**Instructions to follow**
Every record should be repeated exactly, except that pictures are left out.
---------- Input data ----------
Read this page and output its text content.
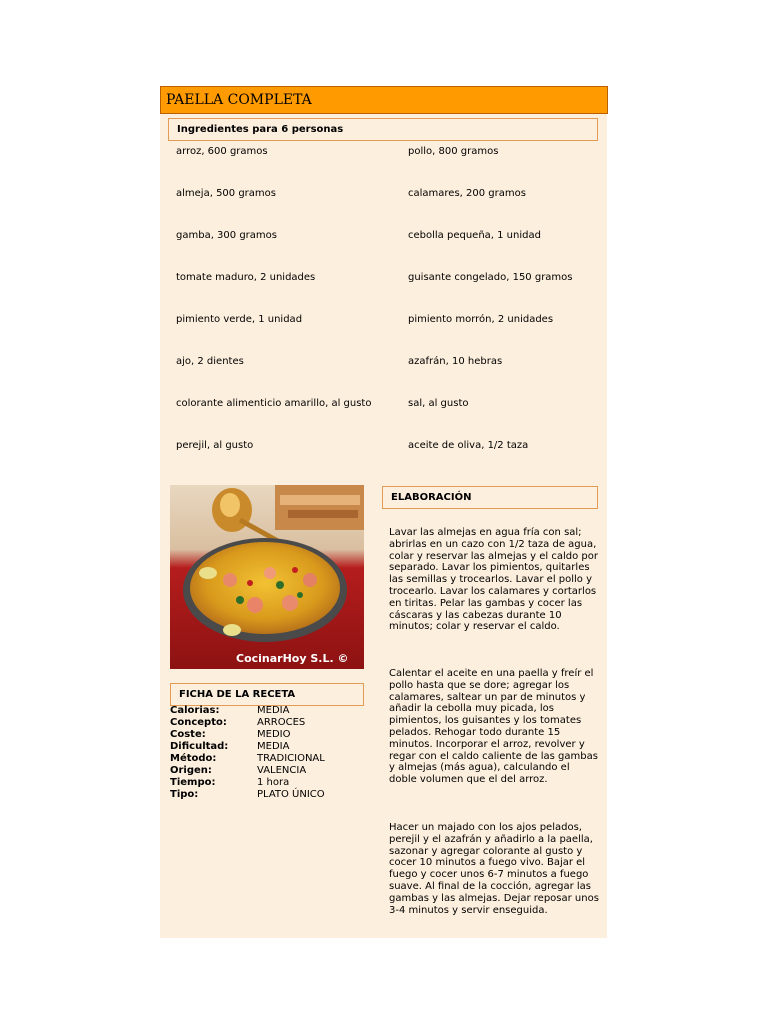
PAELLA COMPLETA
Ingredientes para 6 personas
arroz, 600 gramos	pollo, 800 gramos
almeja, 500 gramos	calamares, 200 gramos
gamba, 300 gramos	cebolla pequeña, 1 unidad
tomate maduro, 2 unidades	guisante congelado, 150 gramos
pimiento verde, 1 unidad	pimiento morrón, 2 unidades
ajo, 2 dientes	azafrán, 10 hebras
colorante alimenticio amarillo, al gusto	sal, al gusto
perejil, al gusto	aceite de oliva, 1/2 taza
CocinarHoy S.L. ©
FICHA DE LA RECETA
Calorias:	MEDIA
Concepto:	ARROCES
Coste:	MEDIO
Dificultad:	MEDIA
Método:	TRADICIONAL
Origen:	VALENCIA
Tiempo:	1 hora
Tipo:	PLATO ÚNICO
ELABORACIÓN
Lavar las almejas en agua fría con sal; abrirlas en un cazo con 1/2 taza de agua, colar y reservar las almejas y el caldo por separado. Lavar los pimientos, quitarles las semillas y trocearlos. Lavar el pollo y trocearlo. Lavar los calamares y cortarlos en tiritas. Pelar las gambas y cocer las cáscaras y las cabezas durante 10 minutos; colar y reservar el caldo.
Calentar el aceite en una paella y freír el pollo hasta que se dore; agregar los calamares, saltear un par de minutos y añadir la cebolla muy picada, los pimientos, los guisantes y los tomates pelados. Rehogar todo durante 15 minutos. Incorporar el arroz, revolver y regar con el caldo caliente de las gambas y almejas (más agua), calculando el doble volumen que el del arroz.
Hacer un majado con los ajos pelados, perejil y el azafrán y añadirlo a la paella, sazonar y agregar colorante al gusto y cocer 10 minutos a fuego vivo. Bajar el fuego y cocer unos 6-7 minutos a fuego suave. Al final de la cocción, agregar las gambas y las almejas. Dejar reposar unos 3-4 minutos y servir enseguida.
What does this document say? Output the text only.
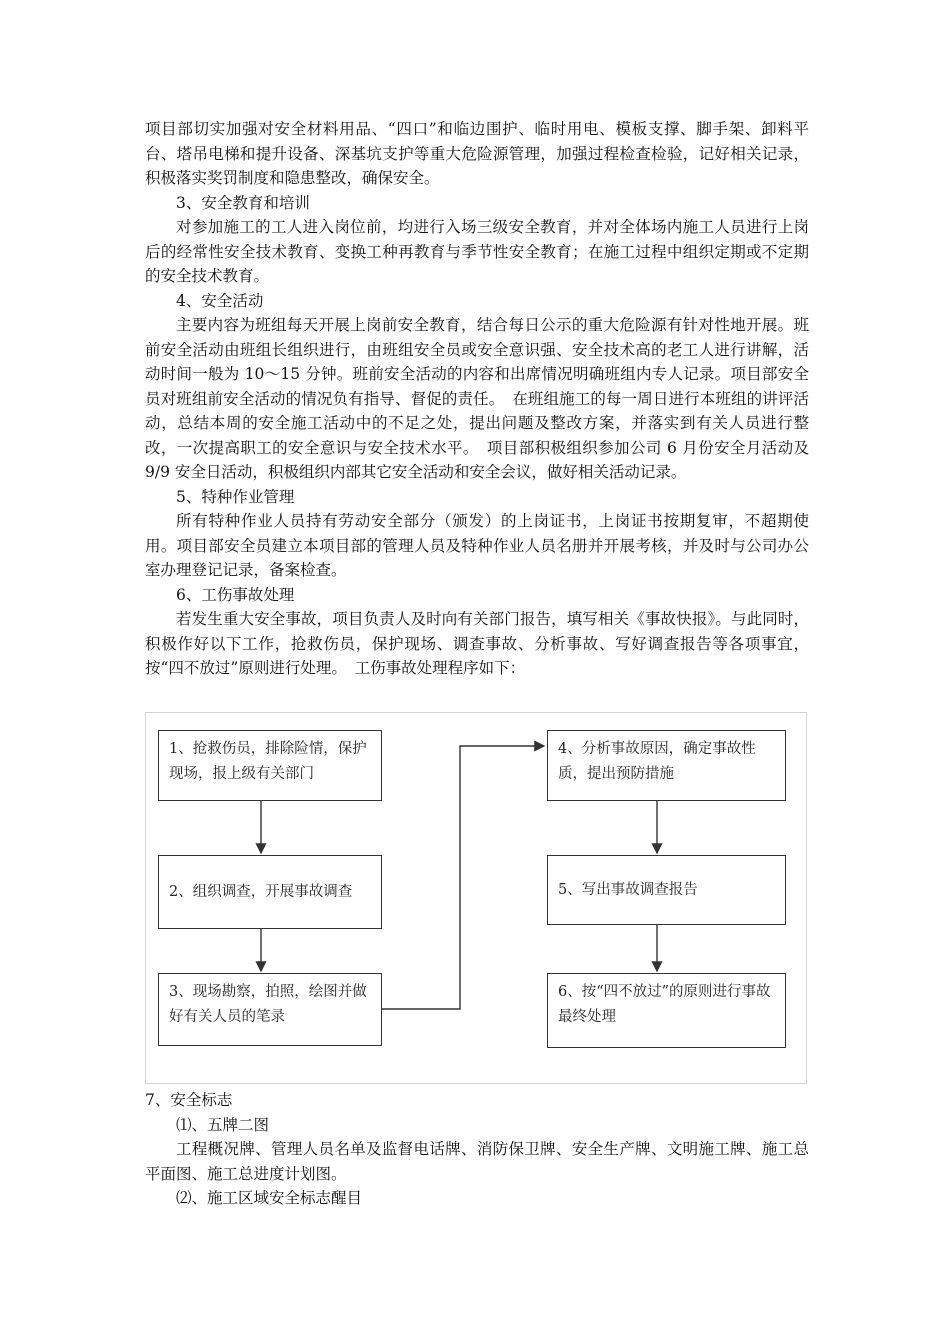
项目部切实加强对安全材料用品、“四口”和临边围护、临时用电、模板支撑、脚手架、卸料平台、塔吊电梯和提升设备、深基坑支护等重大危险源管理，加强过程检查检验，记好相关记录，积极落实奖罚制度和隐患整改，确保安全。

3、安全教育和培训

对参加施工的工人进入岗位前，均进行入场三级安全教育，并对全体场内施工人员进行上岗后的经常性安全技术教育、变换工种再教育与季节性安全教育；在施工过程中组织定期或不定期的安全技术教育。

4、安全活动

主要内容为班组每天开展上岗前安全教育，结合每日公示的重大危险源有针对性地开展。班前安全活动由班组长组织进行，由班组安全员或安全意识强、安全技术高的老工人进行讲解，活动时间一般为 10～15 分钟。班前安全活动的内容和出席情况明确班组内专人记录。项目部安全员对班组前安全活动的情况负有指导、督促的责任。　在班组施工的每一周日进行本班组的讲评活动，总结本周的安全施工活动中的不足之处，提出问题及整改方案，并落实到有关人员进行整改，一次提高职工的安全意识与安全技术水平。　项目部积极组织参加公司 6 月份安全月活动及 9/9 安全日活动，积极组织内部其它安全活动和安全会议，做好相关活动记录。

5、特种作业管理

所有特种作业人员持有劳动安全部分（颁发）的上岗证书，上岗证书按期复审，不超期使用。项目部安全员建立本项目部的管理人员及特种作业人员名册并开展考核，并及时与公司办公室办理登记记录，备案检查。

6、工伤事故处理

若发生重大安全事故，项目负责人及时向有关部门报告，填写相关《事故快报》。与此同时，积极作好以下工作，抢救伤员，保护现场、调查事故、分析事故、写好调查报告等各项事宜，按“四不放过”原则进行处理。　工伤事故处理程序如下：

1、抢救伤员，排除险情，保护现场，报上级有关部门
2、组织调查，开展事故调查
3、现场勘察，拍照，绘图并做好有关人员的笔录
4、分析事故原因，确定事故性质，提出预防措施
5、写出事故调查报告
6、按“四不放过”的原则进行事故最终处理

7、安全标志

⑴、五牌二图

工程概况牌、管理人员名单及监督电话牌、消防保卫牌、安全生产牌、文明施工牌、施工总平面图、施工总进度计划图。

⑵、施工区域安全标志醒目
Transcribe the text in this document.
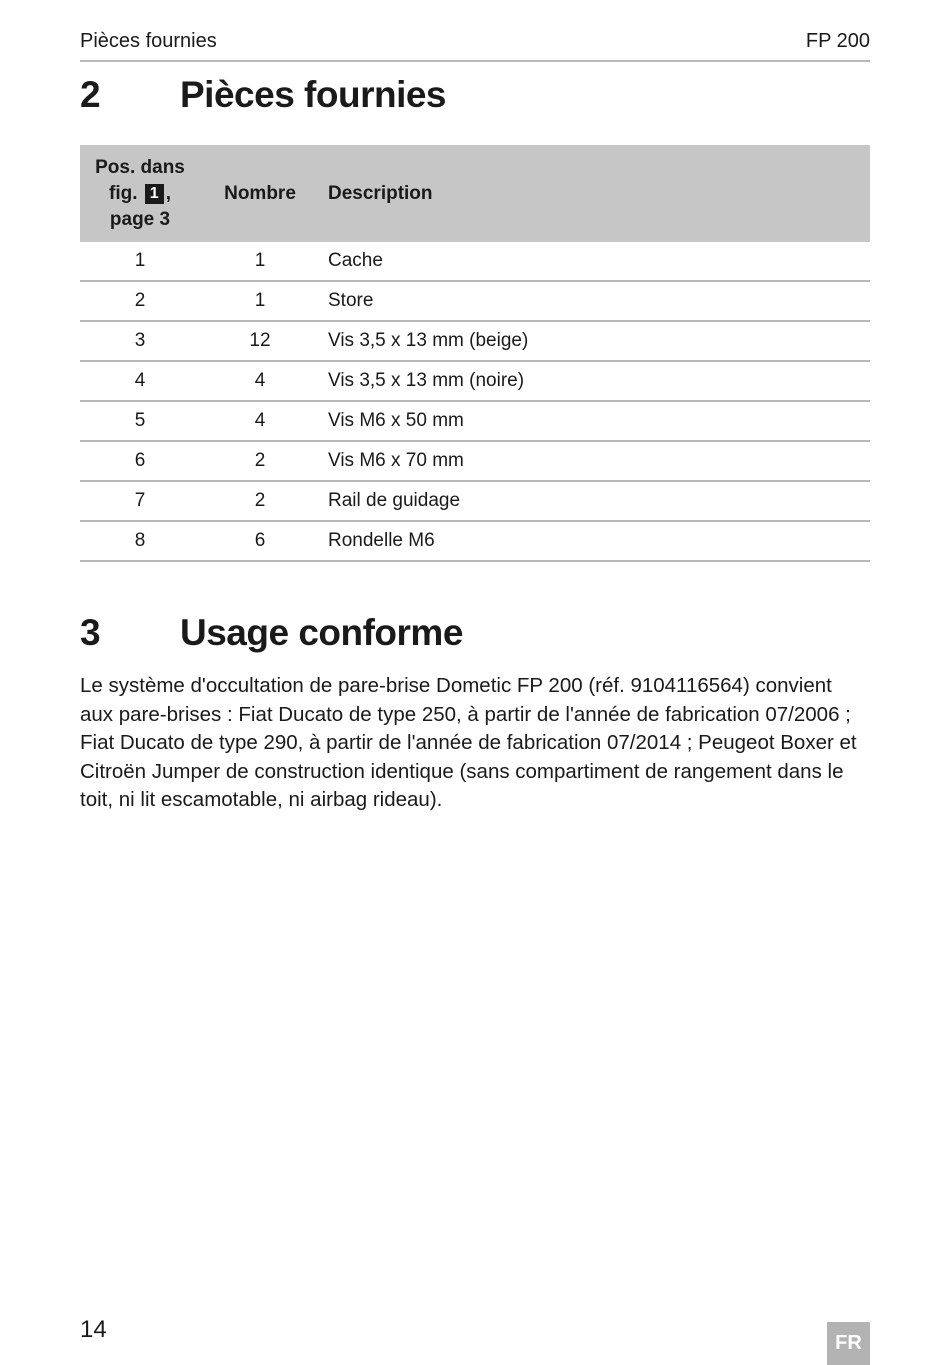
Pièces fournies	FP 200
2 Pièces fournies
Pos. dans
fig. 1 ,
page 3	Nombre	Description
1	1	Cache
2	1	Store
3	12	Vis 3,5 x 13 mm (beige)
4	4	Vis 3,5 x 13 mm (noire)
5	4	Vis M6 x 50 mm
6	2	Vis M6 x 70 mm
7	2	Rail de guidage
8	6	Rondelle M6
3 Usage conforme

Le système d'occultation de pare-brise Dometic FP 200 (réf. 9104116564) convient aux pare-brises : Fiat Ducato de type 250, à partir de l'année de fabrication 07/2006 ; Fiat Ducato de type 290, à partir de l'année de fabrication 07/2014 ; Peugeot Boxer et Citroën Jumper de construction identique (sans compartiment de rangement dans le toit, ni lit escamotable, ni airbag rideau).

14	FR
----------
**Result**
Read this page and output its text content.
PAELLA COMPLETA
Ingredientes para 6 personas
arroz, 600 gramos	pollo, 800 gramos
almeja, 500 gramos	calamares, 200 gramos
gamba, 300 gramos	cebolla pequeña, 1 unidad
tomate maduro, 2 unidades	guisante congelado, 150 gramos
pimiento verde, 1 unidad	pimiento morrón, 2 unidades
ajo, 2 dientes	azafrán, 10 hebras
colorante alimenticio amarillo, al gusto	sal, al gusto
perejil, al gusto	aceite de oliva, 1/2 taza
CocinarHoy S.L. ©
FICHA DE LA RECETA
Calorias:	MEDIA
Concepto:	ARROCES
Coste:	MEDIO
Dificultad:	MEDIA
Método:	TRADICIONAL
Origen:	VALENCIA
Tiempo:	1 hora
Tipo:	PLATO ÚNICO
ELABORACIÓN
Lavar las almejas en agua fría con sal; abrirlas en un cazo con 1/2 taza de agua, colar y reservar las almejas y el caldo por separado. Lavar los pimientos, quitarles las semillas y trocearlos. Lavar el pollo y trocearlo. Lavar los calamares y cortarlos en tiritas. Pelar las gambas y cocer las cáscaras y las cabezas durante 10 minutos; colar y reservar el caldo.
Calentar el aceite en una paella y freír el pollo hasta que se dore; agregar los calamares, saltear un par de minutos y añadir la cebolla muy picada, los pimientos, los guisantes y los tomates pelados. Rehogar todo durante 15 minutos. Incorporar el arroz, revolver y regar con el caldo caliente de las gambas y almejas (más agua), calculando el doble volumen que el del arroz.
Hacer un majado con los ajos pelados, perejil y el azafrán y añadirlo a la paella, sazonar y agregar colorante al gusto y cocer 10 minutos a fuego vivo. Bajar el fuego y cocer unos 6-7 minutos a fuego suave. Al final de la cocción, agregar las gambas y las almejas. Dejar reposar unos 3-4 minutos y servir enseguida.
What does this document say? Output the text only.
项目部切实加强对安全材料用品、“四口”和临边围护、临时用电、模板支撑、脚手架、卸料平台、塔吊电梯和提升设备、深基坑支护等重大危险源管理，加强过程检查检验，记好相关记录，积极落实奖罚制度和隐患整改，确保安全。

3、安全教育和培训

对参加施工的工人进入岗位前，均进行入场三级安全教育，并对全体场内施工人员进行上岗后的经常性安全技术教育、变换工种再教育与季节性安全教育；在施工过程中组织定期或不定期的安全技术教育。

4、安全活动

主要内容为班组每天开展上岗前安全教育，结合每日公示的重大危险源有针对性地开展。班前安全活动由班组长组织进行，由班组安全员或安全意识强、安全技术高的老工人进行讲解，活动时间一般为 10～15 分钟。班前安全活动的内容和出席情况明确班组内专人记录。项目部安全员对班组前安全活动的情况负有指导、督促的责任。　在班组施工的每一周日进行本班组的讲评活动，总结本周的安全施工活动中的不足之处，提出问题及整改方案，并落实到有关人员进行整改，一次提高职工的安全意识与安全技术水平。　项目部积极组织参加公司 6 月份安全月活动及 9/9 安全日活动，积极组织内部其它安全活动和安全会议，做好相关活动记录。

5、特种作业管理

所有特种作业人员持有劳动安全部分（颁发）的上岗证书，上岗证书按期复审，不超期使用。项目部安全员建立本项目部的管理人员及特种作业人员名册并开展考核，并及时与公司办公室办理登记记录，备案检查。

6、工伤事故处理

若发生重大安全事故，项目负责人及时向有关部门报告，填写相关《事故快报》。与此同时，积极作好以下工作，抢救伤员，保护现场、调查事故、分析事故、写好调查报告等各项事宜，按“四不放过”原则进行处理。　工伤事故处理程序如下：

1、抢救伤员，排除险情，保护现场，报上级有关部门
2、组织调查，开展事故调查
3、现场勘察，拍照，绘图并做好有关人员的笔录
4、分析事故原因，确定事故性质，提出预防措施
5、写出事故调查报告
6、按“四不放过”的原则进行事故最终处理

7、安全标志

⑴、五牌二图

工程概况牌、管理人员名单及监督电话牌、消防保卫牌、安全生产牌、文明施工牌、施工总平面图、施工总进度计划图。

⑵、施工区域安全标志醒目
Transcribe the text in this document.
Pièces fournies	FP 200
2 Pièces fournies
Pos. dans
fig. 1 ,
page 3	Nombre	Description
1	1	Cache
2	1	Store
3	12	Vis 3,5 x 13 mm (beige)
4	4	Vis 3,5 x 13 mm (noire)
5	4	Vis M6 x 50 mm
6	2	Vis M6 x 70 mm
7	2	Rail de guidage
8	6	Rondelle M6
3 Usage conforme

Le système d'occultation de pare-brise Dometic FP 200 (réf. 9104116564) convient aux pare-brises : Fiat Ducato de type 250, à partir de l'année de fabrication 07/2006 ; Fiat Ducato de type 290, à partir de l'année de fabrication 07/2014 ; Peugeot Boxer et Citroën Jumper de construction identique (sans compartiment de rangement dans le toit, ni lit escamotable, ni airbag rideau).

14	FR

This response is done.